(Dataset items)

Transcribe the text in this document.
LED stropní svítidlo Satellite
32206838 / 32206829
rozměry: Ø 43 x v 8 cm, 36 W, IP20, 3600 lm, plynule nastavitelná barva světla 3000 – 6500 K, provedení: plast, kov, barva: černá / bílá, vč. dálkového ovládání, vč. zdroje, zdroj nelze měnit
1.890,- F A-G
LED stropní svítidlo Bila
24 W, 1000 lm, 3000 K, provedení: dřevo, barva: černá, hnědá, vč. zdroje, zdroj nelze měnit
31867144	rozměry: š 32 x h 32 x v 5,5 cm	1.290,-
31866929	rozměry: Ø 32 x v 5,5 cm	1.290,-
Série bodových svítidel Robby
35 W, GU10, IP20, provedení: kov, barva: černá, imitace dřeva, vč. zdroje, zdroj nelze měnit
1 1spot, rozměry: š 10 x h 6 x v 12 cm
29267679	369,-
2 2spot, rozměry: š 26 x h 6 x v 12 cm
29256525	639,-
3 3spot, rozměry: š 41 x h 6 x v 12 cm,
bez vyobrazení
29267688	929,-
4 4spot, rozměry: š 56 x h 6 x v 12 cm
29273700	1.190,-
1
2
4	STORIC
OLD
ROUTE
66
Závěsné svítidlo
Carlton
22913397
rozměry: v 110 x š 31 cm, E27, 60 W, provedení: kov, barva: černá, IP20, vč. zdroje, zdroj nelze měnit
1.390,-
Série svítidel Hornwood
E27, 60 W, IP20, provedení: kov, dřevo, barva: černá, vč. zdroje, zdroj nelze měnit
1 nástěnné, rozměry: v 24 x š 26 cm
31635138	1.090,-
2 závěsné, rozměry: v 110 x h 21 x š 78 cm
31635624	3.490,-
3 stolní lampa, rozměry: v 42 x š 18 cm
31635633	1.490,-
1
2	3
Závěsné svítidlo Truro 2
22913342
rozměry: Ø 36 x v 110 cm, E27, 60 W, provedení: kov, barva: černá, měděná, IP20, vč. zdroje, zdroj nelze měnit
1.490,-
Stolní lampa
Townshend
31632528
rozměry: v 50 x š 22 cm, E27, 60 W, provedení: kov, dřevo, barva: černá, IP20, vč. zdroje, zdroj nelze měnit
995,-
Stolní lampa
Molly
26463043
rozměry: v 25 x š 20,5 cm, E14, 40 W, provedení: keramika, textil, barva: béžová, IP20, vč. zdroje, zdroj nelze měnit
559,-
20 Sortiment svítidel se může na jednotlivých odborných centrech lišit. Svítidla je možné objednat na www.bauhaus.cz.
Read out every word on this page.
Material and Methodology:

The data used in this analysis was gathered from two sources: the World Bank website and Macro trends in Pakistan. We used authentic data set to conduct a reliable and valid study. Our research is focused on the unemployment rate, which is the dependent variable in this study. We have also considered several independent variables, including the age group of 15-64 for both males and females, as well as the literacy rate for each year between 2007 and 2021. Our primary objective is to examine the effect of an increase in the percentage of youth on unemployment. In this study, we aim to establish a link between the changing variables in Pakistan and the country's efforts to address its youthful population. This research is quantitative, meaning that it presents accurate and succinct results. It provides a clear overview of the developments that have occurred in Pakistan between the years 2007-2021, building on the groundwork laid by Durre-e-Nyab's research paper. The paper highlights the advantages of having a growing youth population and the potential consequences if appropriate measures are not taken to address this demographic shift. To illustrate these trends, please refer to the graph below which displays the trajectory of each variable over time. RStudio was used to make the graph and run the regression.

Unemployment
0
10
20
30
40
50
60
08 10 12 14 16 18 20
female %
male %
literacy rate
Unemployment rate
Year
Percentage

YOUR GOAL =>
Repeat the data verbatim.

TASK ANSWER =>
Transcribe the text in this document.
LED stropní svítidlo Satellite
32206838 / 32206829
rozměry: Ø 43 x v 8 cm, 36 W, IP20, 3600 lm, plynule nastavitelná barva světla 3000 – 6500 K, provedení: plast, kov, barva: černá / bílá, vč. dálkového ovládání, vč. zdroje, zdroj nelze měnit
1.890,- F A-G
LED stropní svítidlo Bila
24 W, 1000 lm, 3000 K, provedení: dřevo, barva: černá, hnědá, vč. zdroje, zdroj nelze měnit
31867144	rozměry: š 32 x h 32 x v 5,5 cm	1.290,-
31866929	rozměry: Ø 32 x v 5,5 cm	1.290,-
Série bodových svítidel Robby
35 W, GU10, IP20, provedení: kov, barva: černá, imitace dřeva, vč. zdroje, zdroj nelze měnit
1 1spot, rozměry: š 10 x h 6 x v 12 cm
29267679	369,-
2 2spot, rozměry: š 26 x h 6 x v 12 cm
29256525	639,-
3 3spot, rozměry: š 41 x h 6 x v 12 cm,
bez vyobrazení
29267688	929,-
4 4spot, rozměry: š 56 x h 6 x v 12 cm
29273700	1.190,-
1
2
4	STORIC
OLD
ROUTE
66
Závěsné svítidlo
Carlton
22913397
rozměry: v 110 x š 31 cm, E27, 60 W, provedení: kov, barva: černá, IP20, vč. zdroje, zdroj nelze měnit
1.390,-
Série svítidel Hornwood
E27, 60 W, IP20, provedení: kov, dřevo, barva: černá, vč. zdroje, zdroj nelze měnit
1 nástěnné, rozměry: v 24 x š 26 cm
31635138	1.090,-
2 závěsné, rozměry: v 110 x h 21 x š 78 cm
31635624	3.490,-
3 stolní lampa, rozměry: v 42 x š 18 cm
31635633	1.490,-
1
2	3
Závěsné svítidlo Truro 2
22913342
rozměry: Ø 36 x v 110 cm, E27, 60 W, provedení: kov, barva: černá, měděná, IP20, vč. zdroje, zdroj nelze měnit
1.490,-
Stolní lampa
Townshend
31632528
rozměry: v 50 x š 22 cm, E27, 60 W, provedení: kov, dřevo, barva: černá, IP20, vč. zdroje, zdroj nelze měnit
995,-
Stolní lampa
Molly
26463043
rozměry: v 25 x š 20,5 cm, E14, 40 W, provedení: keramika, textil, barva: béžová, IP20, vč. zdroje, zdroj nelze měnit
559,-
20 Sortiment svítidel se může na jednotlivých odborných centrech lišit. Svítidla je možné objednat na www.bauhaus.cz.
Read out every word on this page.
Material and Methodology:

The data used in this analysis was gathered from two sources: the World Bank website and Macro trends in Pakistan. We used authentic data set to conduct a reliable and valid study. Our research is focused on the unemployment rate, which is the dependent variable in this study. We have also considered several independent variables, including the age group of 15-64 for both males and females, as well as the literacy rate for each year between 2007 and 2021. Our primary objective is to examine the effect of an increase in the percentage of youth on unemployment. In this study, we aim to establish a link between the changing variables in Pakistan and the country's efforts to address its youthful population. This research is quantitative, meaning that it presents accurate and succinct results. It provides a clear overview of the developments that have occurred in Pakistan between the years 2007-2021, building on the groundwork laid by Durre-e-Nyab's research paper. The paper highlights the advantages of having a growing youth population and the potential consequences if appropriate measures are not taken to address this demographic shift. To illustrate these trends, please refer to the graph below which displays the trajectory of each variable over time. RStudio was used to make the graph and run the regression.

Unemployment
0
10
20
30
40
50
60
08 10 12 14 16 18 20
female %
male %
literacy rate
Unemployment rate
Year
Percentage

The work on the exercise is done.